What needs to be done:
All of the material below is to be returned exactly.

Some records
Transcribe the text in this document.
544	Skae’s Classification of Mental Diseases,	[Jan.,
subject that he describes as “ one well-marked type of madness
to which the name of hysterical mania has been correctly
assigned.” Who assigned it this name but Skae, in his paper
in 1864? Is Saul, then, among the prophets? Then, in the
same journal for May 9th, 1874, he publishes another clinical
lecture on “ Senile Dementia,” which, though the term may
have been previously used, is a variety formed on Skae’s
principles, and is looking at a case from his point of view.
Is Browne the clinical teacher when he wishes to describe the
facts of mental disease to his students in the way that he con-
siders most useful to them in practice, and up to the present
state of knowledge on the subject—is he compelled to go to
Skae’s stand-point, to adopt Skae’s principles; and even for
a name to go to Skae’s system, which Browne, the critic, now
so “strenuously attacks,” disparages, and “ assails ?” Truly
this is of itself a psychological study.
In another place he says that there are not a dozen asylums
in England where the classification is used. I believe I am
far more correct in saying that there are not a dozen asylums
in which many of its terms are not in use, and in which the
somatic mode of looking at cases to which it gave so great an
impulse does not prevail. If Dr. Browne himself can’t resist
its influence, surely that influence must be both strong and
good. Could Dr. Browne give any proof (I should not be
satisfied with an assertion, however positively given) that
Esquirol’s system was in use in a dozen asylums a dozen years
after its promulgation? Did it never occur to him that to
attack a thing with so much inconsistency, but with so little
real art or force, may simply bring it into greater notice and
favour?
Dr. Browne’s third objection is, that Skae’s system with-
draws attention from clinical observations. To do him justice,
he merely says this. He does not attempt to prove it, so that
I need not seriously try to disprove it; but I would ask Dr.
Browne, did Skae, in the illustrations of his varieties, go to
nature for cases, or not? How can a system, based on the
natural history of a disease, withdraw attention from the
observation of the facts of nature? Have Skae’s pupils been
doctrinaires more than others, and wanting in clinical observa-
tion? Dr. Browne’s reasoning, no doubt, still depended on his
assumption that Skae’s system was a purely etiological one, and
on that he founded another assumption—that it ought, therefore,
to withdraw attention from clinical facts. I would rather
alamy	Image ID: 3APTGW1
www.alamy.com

Task output:
Transcribe the text in this document.
544	Skae’s Classification of Mental Diseases,	[Jan.,
subject that he describes as “ one well-marked type of madness
to which the name of hysterical mania has been correctly
assigned.” Who assigned it this name but Skae, in his paper
in 1864? Is Saul, then, among the prophets? Then, in the
same journal for May 9th, 1874, he publishes another clinical
lecture on “ Senile Dementia,” which, though the term may
have been previously used, is a variety formed on Skae’s
principles, and is looking at a case from his point of view.
Is Browne the clinical teacher when he wishes to describe the
facts of mental disease to his students in the way that he con-
siders most useful to them in practice, and up to the present
state of knowledge on the subject—is he compelled to go to
Skae’s stand-point, to adopt Skae’s principles; and even for
a name to go to Skae’s system, which Browne, the critic, now
so “strenuously attacks,” disparages, and “ assails ?” Truly
this is of itself a psychological study.
In another place he says that there are not a dozen asylums
in England where the classification is used. I believe I am
far more correct in saying that there are not a dozen asylums
in which many of its terms are not in use, and in which the
somatic mode of looking at cases to which it gave so great an
impulse does not prevail. If Dr. Browne himself can’t resist
its influence, surely that influence must be both strong and
good. Could Dr. Browne give any proof (I should not be
satisfied with an assertion, however positively given) that
Esquirol’s system was in use in a dozen asylums a dozen years
after its promulgation? Did it never occur to him that to
attack a thing with so much inconsistency, but with so little
real art or force, may simply bring it into greater notice and
favour?
Dr. Browne’s third objection is, that Skae’s system with-
draws attention from clinical observations. To do him justice,
he merely says this. He does not attempt to prove it, so that
I need not seriously try to disprove it; but I would ask Dr.
Browne, did Skae, in the illustrations of his varieties, go to
nature for cases, or not? How can a system, based on the
natural history of a disease, withdraw attention from the
observation of the facts of nature? Have Skae’s pupils been
doctrinaires more than others, and wanting in clinical observa-
tion? Dr. Browne’s reasoning, no doubt, still depended on his
assumption that Skae’s system was a purely etiological one, and
on that he founded another assumption—that it ought, therefore,
to withdraw attention from clinical facts. I would rather
alamy	Image ID: 3APTGW1
www.alamy.com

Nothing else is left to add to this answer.